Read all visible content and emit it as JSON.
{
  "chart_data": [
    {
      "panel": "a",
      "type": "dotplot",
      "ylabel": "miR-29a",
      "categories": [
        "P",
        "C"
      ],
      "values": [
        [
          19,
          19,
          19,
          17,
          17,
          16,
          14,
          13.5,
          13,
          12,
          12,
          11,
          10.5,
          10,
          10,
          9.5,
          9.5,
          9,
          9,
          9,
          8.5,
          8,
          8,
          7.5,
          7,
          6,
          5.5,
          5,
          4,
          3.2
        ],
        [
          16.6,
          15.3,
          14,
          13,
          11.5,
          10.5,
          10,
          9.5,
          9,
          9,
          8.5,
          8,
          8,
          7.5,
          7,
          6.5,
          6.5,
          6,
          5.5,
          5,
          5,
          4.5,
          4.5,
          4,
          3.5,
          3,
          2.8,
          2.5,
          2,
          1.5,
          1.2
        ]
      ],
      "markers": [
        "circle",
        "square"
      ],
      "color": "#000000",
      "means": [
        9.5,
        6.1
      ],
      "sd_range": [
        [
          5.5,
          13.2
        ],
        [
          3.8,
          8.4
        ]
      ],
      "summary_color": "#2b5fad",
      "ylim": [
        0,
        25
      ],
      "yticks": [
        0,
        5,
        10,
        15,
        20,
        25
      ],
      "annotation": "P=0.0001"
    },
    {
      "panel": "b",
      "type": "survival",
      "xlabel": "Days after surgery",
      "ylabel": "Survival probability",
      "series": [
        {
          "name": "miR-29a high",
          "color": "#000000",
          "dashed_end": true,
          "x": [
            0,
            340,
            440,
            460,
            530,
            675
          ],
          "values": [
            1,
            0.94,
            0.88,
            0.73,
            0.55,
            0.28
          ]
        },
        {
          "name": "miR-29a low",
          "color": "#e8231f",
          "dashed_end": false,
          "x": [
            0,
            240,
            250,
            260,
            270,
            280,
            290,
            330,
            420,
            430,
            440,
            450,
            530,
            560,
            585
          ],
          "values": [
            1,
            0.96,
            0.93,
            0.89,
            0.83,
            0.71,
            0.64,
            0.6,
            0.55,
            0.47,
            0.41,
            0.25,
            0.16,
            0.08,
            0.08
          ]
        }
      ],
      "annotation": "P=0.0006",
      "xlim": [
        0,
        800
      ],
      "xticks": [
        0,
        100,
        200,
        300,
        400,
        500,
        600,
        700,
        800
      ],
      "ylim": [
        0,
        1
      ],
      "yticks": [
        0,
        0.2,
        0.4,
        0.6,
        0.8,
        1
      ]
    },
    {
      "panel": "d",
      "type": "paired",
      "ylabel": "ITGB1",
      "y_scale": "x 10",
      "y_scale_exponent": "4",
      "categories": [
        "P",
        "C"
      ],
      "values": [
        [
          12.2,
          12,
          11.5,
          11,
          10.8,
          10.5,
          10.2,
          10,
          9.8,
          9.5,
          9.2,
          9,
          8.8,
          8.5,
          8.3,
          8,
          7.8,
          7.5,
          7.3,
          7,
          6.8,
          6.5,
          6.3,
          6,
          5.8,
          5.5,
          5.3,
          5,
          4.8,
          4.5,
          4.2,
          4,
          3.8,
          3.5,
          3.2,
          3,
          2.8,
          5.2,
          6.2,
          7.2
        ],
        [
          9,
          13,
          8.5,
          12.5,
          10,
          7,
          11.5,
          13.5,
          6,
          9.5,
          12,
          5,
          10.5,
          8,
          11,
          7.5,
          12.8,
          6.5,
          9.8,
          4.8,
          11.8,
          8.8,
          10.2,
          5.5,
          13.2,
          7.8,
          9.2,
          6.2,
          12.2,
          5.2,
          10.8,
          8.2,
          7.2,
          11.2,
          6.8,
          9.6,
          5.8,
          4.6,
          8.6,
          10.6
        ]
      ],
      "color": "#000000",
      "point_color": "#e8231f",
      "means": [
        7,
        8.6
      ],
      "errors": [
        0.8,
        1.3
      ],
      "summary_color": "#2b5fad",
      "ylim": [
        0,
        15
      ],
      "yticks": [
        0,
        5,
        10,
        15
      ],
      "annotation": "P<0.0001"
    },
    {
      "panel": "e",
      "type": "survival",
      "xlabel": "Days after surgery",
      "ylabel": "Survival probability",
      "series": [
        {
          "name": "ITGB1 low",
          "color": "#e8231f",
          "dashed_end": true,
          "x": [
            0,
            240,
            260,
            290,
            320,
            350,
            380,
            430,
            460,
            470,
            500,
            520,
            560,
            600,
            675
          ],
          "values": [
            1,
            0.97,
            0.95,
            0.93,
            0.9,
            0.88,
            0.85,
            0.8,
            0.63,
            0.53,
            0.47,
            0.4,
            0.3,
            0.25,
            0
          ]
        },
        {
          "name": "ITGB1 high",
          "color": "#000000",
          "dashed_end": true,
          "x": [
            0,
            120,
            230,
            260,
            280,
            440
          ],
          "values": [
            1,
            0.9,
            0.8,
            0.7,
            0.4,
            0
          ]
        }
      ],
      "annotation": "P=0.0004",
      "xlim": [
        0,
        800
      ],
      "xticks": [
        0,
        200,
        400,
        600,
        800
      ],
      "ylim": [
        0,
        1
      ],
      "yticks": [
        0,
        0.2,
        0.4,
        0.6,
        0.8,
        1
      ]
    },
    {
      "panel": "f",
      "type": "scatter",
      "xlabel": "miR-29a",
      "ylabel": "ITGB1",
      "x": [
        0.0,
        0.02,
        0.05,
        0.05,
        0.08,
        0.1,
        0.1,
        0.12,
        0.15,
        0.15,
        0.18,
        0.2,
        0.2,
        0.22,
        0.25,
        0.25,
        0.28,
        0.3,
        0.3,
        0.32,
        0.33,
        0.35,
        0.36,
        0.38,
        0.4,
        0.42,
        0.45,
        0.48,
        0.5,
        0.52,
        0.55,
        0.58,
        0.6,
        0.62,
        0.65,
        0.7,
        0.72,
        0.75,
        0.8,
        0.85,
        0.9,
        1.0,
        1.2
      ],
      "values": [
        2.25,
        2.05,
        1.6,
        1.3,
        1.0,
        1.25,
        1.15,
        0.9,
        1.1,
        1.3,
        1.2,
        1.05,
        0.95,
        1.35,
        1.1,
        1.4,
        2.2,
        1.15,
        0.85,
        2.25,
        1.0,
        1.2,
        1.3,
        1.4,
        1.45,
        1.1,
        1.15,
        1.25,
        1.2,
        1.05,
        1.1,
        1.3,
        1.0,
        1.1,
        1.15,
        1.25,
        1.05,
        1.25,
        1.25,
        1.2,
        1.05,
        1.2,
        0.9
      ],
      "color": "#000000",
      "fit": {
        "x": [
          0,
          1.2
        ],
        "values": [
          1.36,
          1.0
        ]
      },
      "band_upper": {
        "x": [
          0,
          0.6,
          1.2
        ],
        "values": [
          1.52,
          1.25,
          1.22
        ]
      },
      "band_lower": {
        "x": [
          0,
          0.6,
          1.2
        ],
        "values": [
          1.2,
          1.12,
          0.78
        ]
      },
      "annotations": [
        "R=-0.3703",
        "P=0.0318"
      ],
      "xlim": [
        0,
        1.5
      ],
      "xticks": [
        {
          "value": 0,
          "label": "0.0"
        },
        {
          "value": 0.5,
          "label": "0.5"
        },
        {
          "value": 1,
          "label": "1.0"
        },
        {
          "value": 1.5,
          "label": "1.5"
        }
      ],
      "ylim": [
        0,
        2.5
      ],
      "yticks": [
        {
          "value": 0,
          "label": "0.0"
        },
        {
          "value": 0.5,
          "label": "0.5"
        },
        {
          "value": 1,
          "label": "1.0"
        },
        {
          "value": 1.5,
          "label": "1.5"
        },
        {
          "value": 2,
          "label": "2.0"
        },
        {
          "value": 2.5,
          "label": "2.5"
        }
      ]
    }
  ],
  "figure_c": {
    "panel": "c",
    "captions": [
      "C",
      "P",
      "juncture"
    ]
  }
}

****************************************

Objective.
Find the word "name" in the data and show each line that holds it.

Expected answer.
          "name": "miR-29a high",
          "name": "miR-29a low",
          "name": "ITGB1 low",
          "name": "ITGB1 high",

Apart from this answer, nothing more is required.